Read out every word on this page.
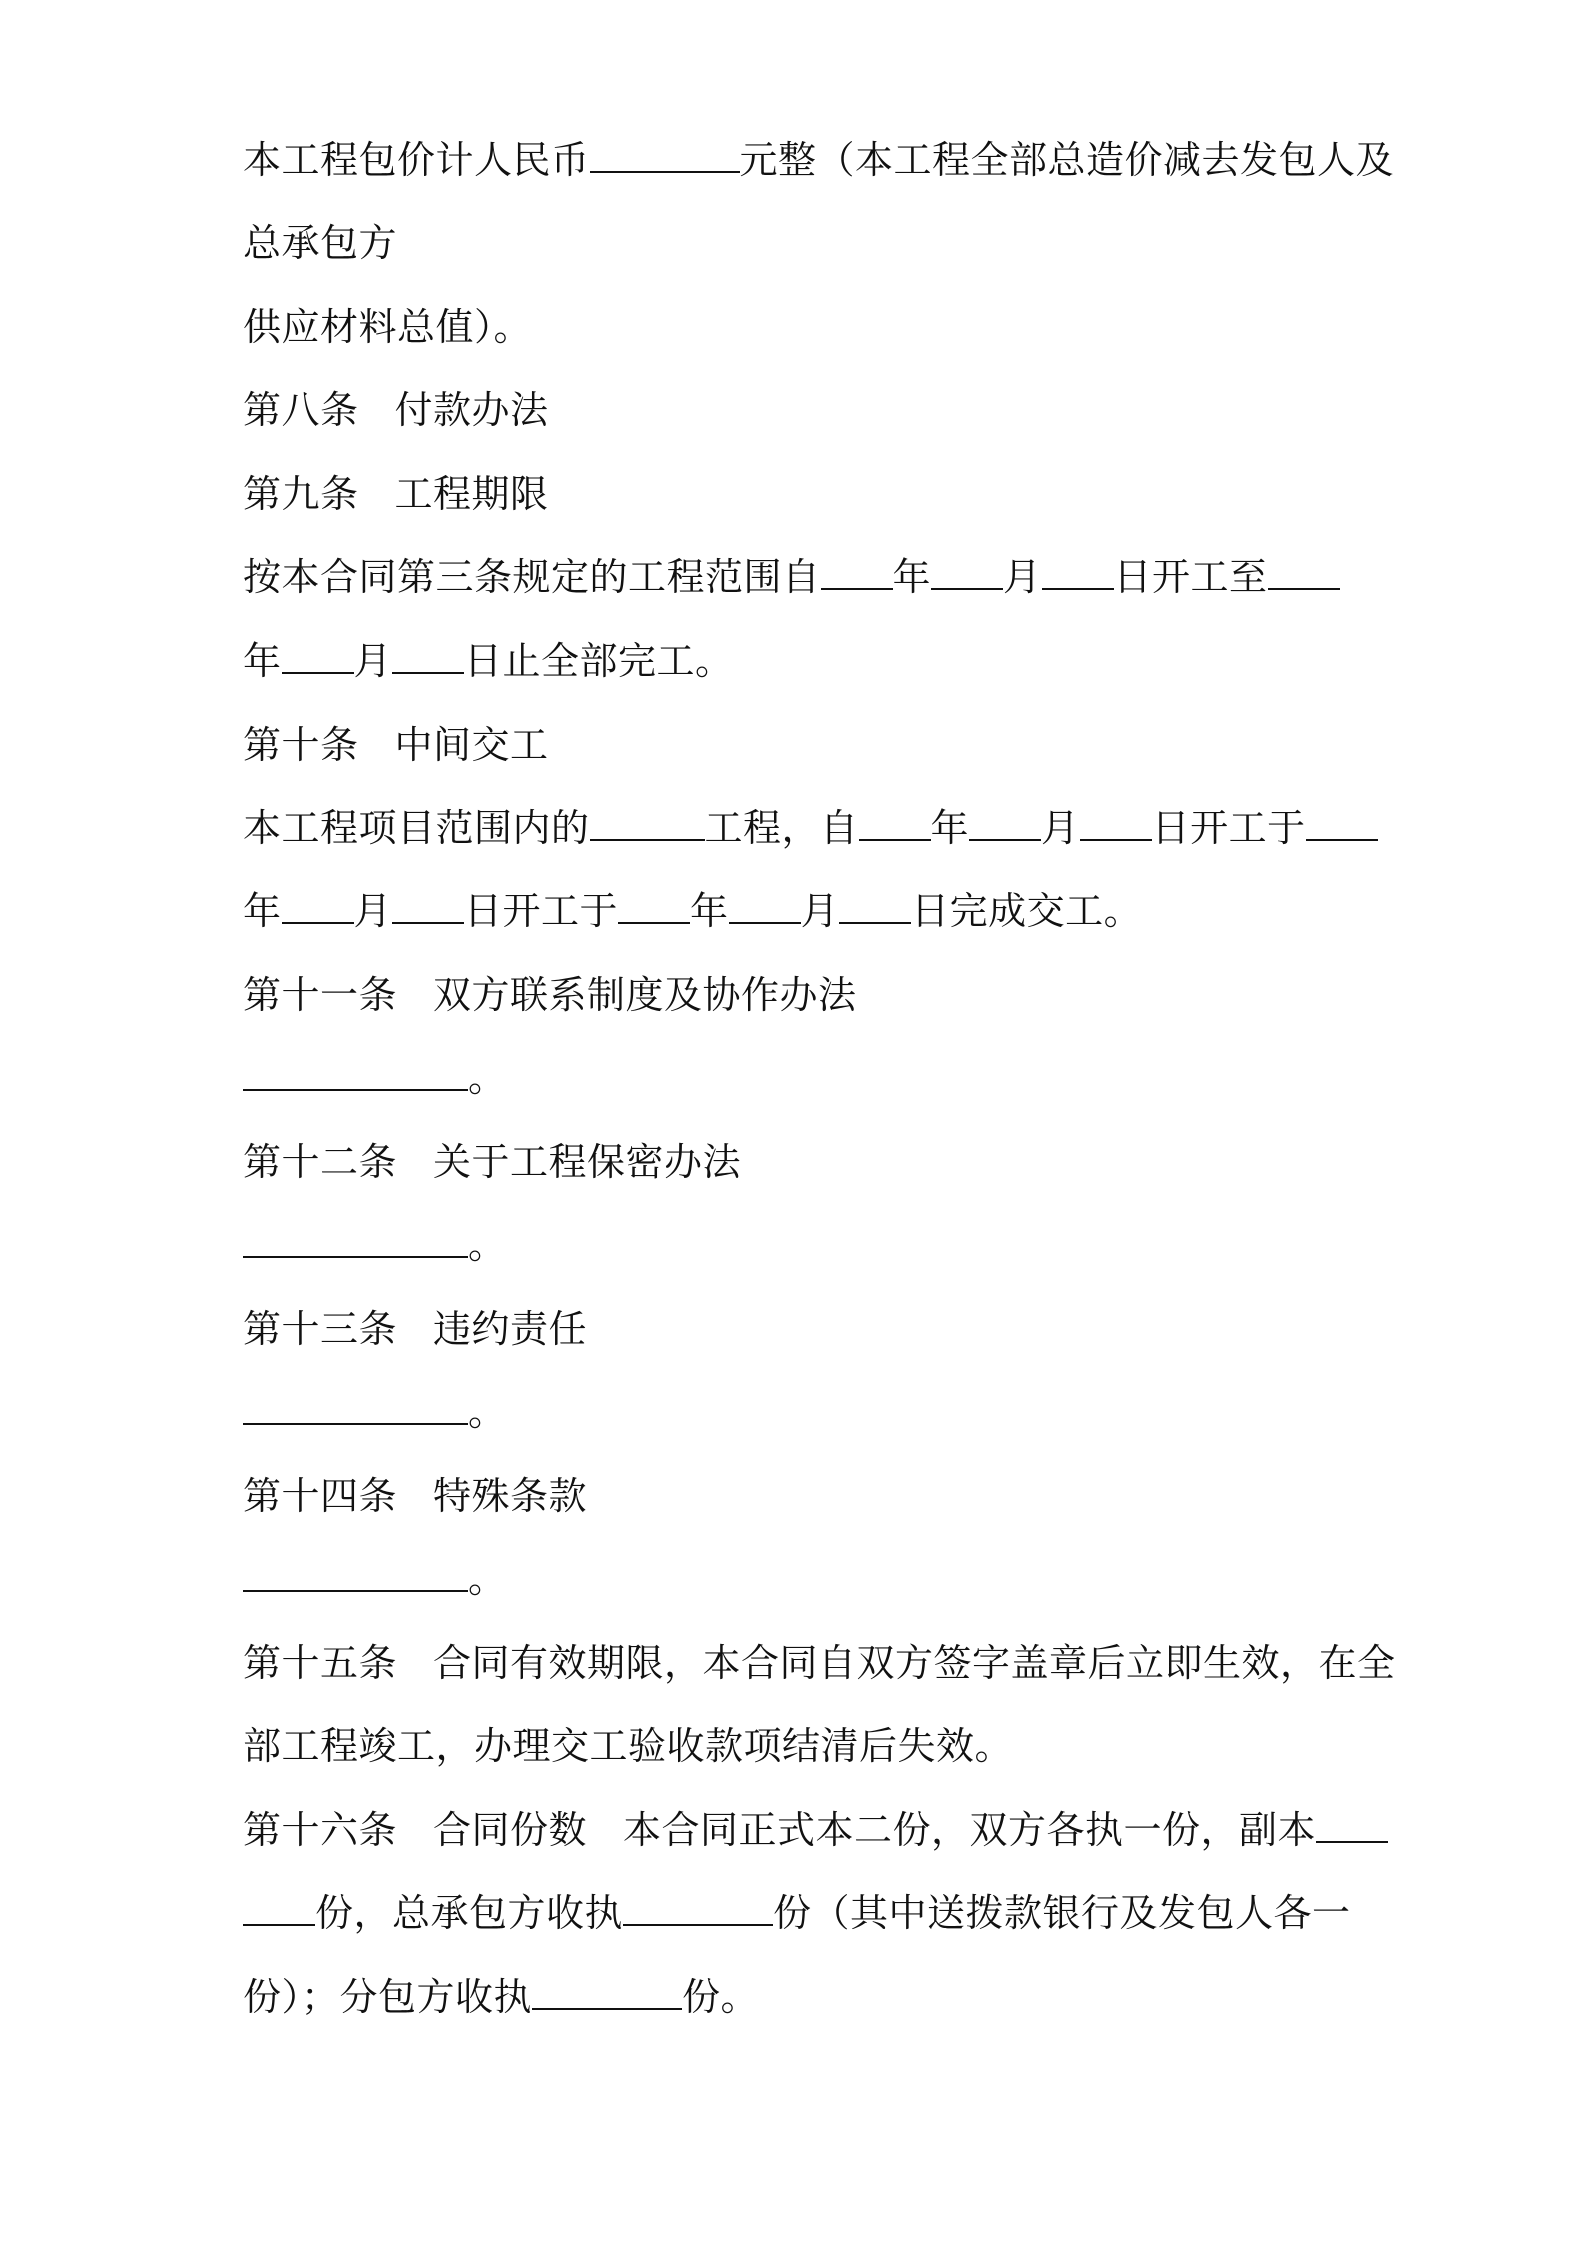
本工程包价计人民币	元整（本工程全部总造价减去发包人及
总承包方
供应材料总值）。
第八条 付款办法
第九条 工程期限
按本合同第三条规定的工程范围自 年 月 日开工至
年 月 日止全部完工。
第十条 中间交工
本工程项目范围内的	工程，自 年 月 日开工于
年 月 日开工于 年 月 日完成交工。
第十一条 双方联系制度及协作办法
。
第十二条 关于工程保密办法
。
第十三条 违约责任
。
第十四条 特殊条款
。
第十五条 合同有效期限，本合同自双方签字盖章后立即生效，在全
部工程竣工，办理交工验收款项结清后失效。
第十六条 合同份数 本合同正式本二份，双方各执一份，副本
份，总承包方收执	份（其中送拨款银行及发包人各一
份）；分包方收执	份。
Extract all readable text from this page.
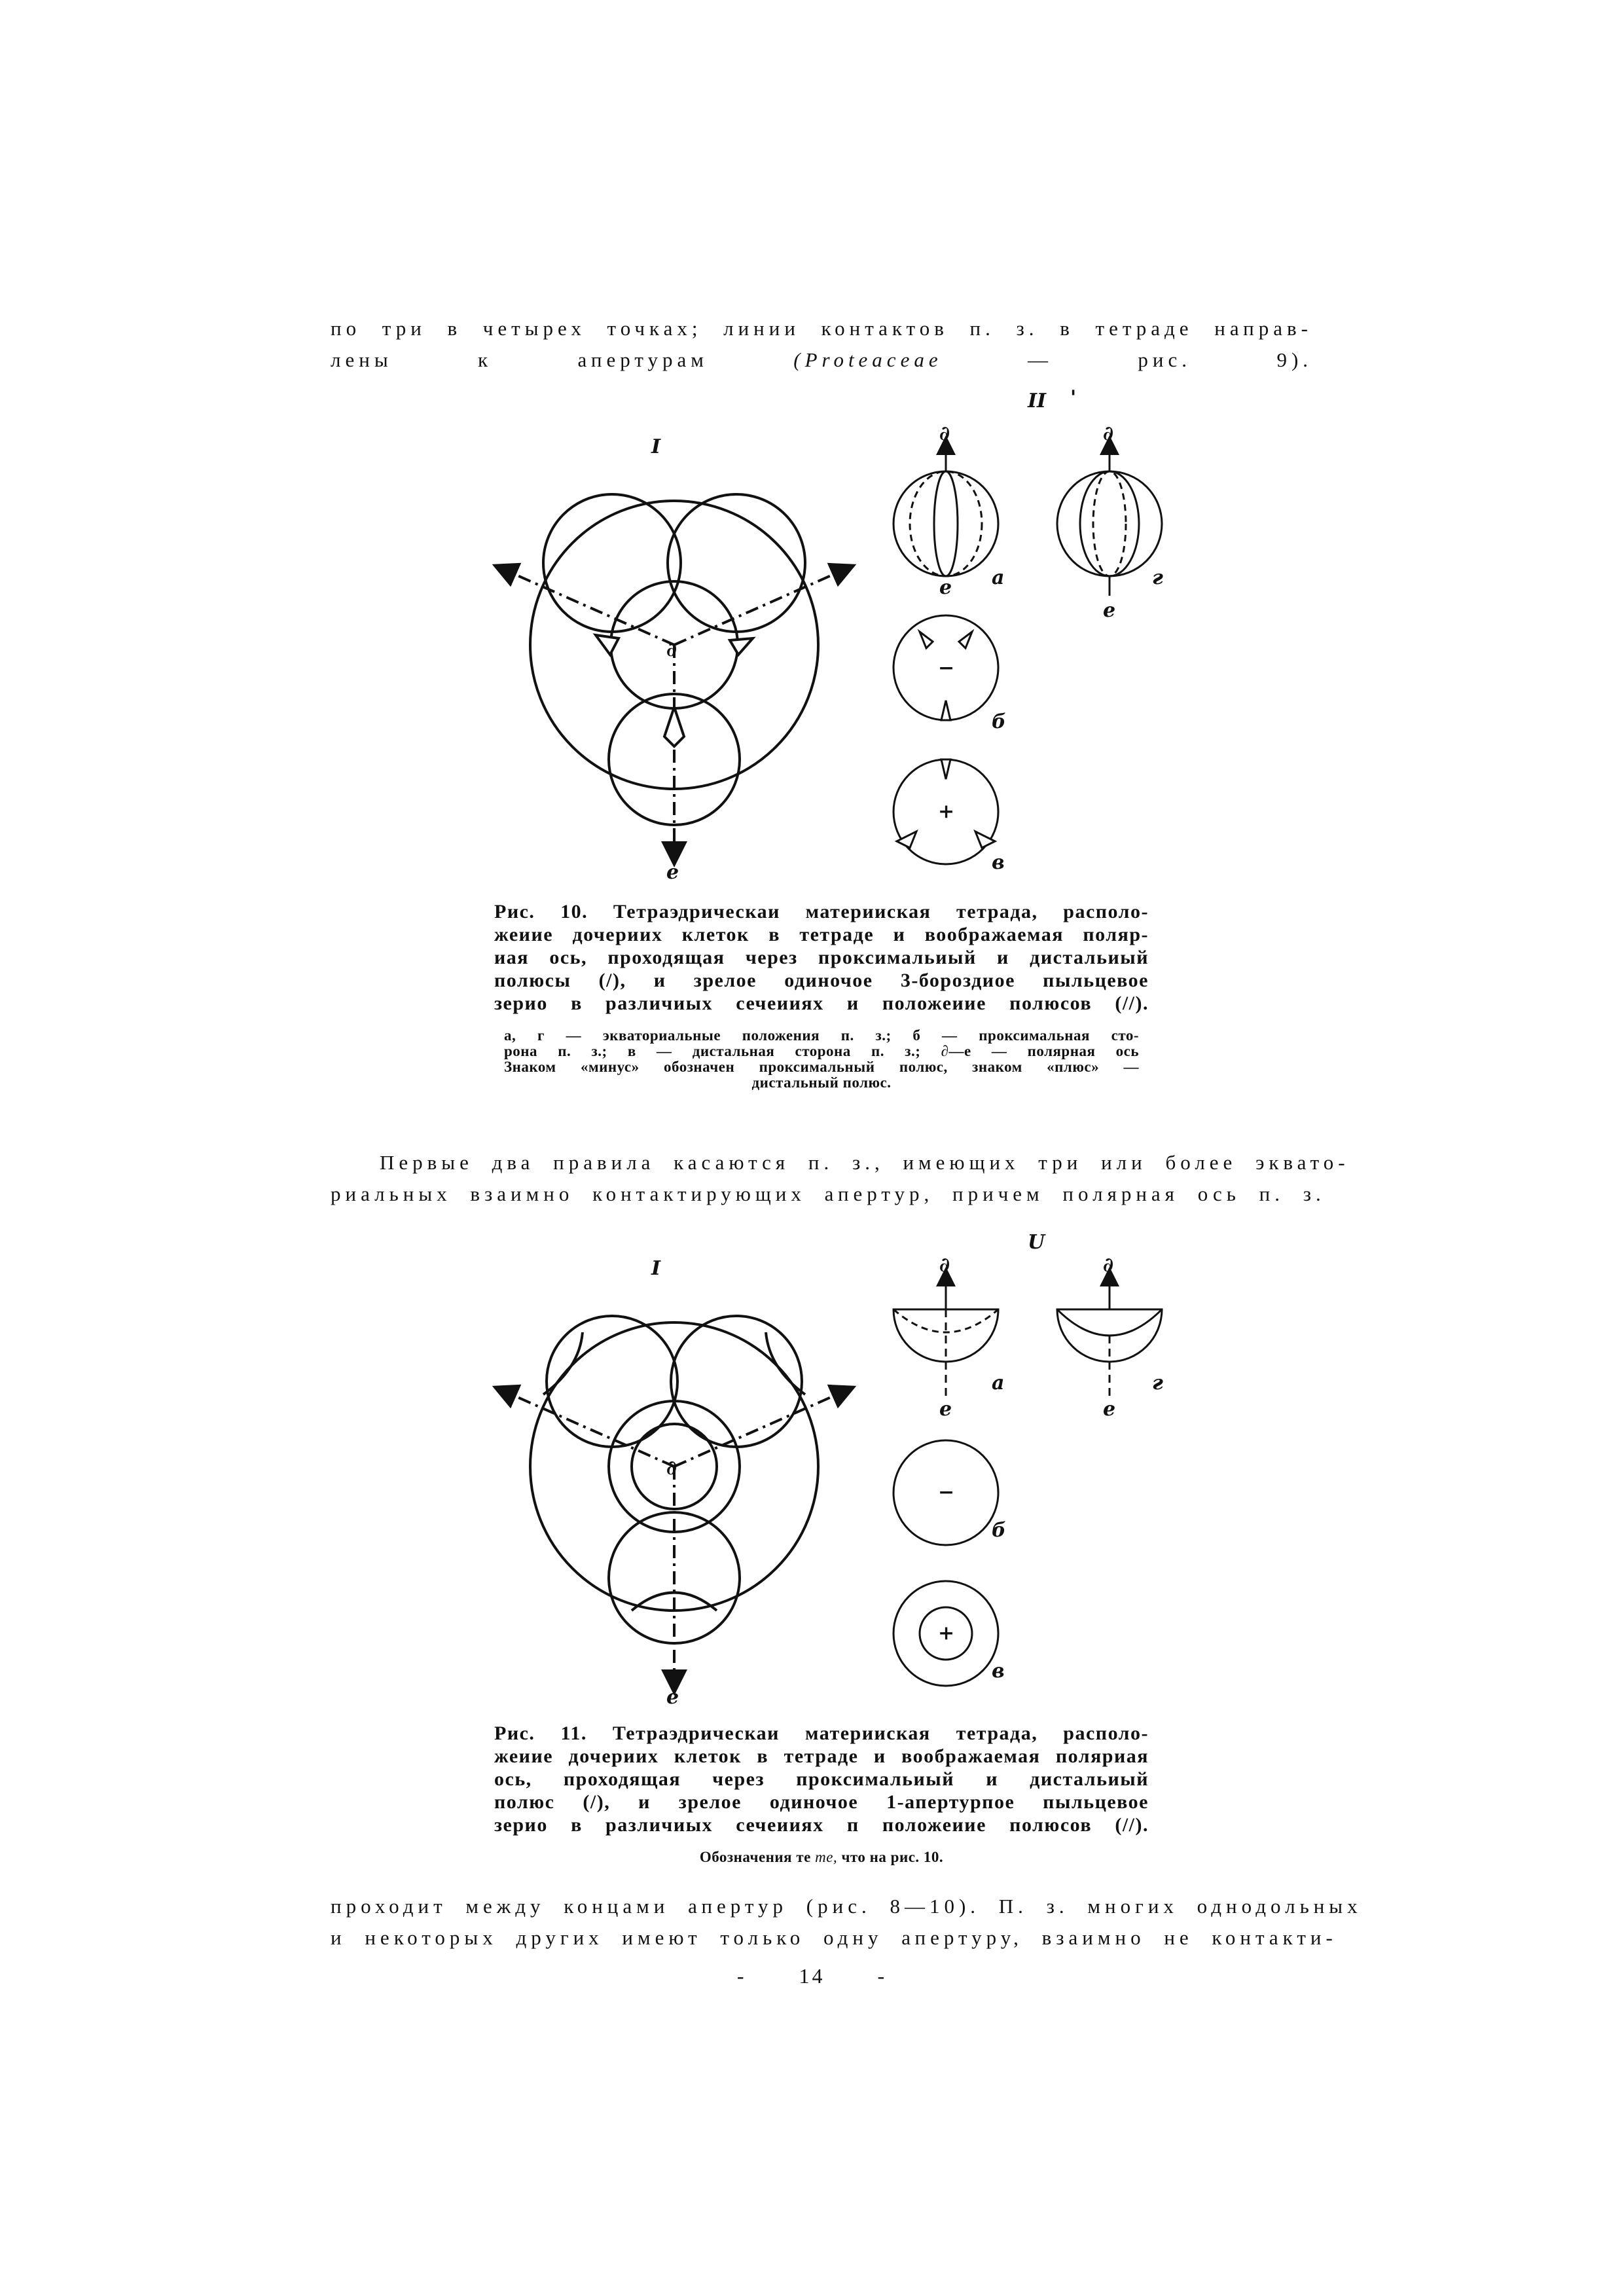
по три в четырех точках; линии контактов п. з. в тетраде направ-
лены к апертурам	(Proteaceae	— рис. 9).
I
II '
∂
e
∂	∂
e
e
a	г
б
в
−
+
Рис. 10. Тетраэдрическаи материиская тетрада, располо-
жеиие дочериих клеток в тетраде и воображаемая поляр-
иая ось, проходящая через проксимальиый и дистальиый
полюсы (/), и зрелое одиночое 3-бороздиое пыльцевое
зерио в различиых сечеииях и положеиие полюсов (//).
а, г — экваториальные положения п. з.; б — проксимальная сто-
рона п. з.; в — дистальная сторона п. з.; ∂—е — полярная ось
Знаком «минус» обозначен проксимальный полюс, знаком «плюс» —
дистальный полюс.
Первые два правила касаются п. з., имеющих три или более эквато-
риальных взаимно контактирующих апертур, причем полярная ось п. з.
I
U
∂
e
∂	∂
e	e
a	г
б
в
−
+
Рис. 11. Тетраэдрическаи материиская тетрада, располо-
жеиие дочериих клеток в тетраде и воображаемая поляриая
ось, проходящая через проксимальиый и дистальиый
полюс (/), и зрелое одиночое 1-апертурпое пыльцевое
зерио в различиых сечеииях п положеиие полюсов (//).
Обозначения те me, что на рис. 10.
проходит между концами апертур (рис. 8—10). П. з. многих однодольных
и некоторых других имеют только одну апертуру, взаимно не контакти-
-	14	-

____

WHAT YOU WILL DO
Reproduce the material word for word. Any pictures should be left out of the copy.

ANSWER TO THIS EXERCISE
Read out every word on this page.
本工程包价计人民币	元整（本工程全部总造价减去发包人及
总承包方
供应材料总值）。
第八条 付款办法
第九条 工程期限
按本合同第三条规定的工程范围自 年 月 日开工至
年 月 日止全部完工。
第十条 中间交工
本工程项目范围内的	工程，自 年 月 日开工于
年 月 日开工于 年 月 日完成交工。
第十一条 双方联系制度及协作办法
。
第十二条 关于工程保密办法
。
第十三条 违约责任
。
第十四条 特殊条款
。
第十五条 合同有效期限，本合同自双方签字盖章后立即生效，在全
部工程竣工，办理交工验收款项结清后失效。
第十六条 合同份数 本合同正式本二份，双方各执一份，副本
份，总承包方收执	份（其中送拨款银行及发包人各一
份）；分包方收执	份。
Extract all readable text from this page.
по три в четырех точках; линии контактов п. з. в тетраде направ-
лены к апертурам	(Proteaceae	— рис. 9).
I
II '
∂
e
∂	∂
e
e
a	г
б
в
−
+
Рис. 10. Тетраэдрическаи материиская тетрада, располо-
жеиие дочериих клеток в тетраде и воображаемая поляр-
иая ось, проходящая через проксимальиый и дистальиый
полюсы (/), и зрелое одиночое 3-бороздиое пыльцевое
зерио в различиых сечеииях и положеиие полюсов (//).
а, г — экваториальные положения п. з.; б — проксимальная сто-
рона п. з.; в — дистальная сторона п. з.; ∂—е — полярная ось
Знаком «минус» обозначен проксимальный полюс, знаком «плюс» —
дистальный полюс.
Первые два правила касаются п. з., имеющих три или более эквато-
риальных взаимно контактирующих апертур, причем полярная ось п. з.
I
U
∂
e
∂	∂
e	e
a	г
б
в
−
+
Рис. 11. Тетраэдрическаи материиская тетрада, располо-
жеиие дочериих клеток в тетраде и воображаемая поляриая
ось, проходящая через проксимальиый и дистальиый
полюс (/), и зрелое одиночое 1-апертурпое пыльцевое
зерио в различиых сечеииях п положеиие полюсов (//).
Обозначения те me, что на рис. 10.
проходит между концами апертур (рис. 8—10). П. з. многих однодольных
и некоторых других имеют только одну апертуру, взаимно не контакти-
-	14	-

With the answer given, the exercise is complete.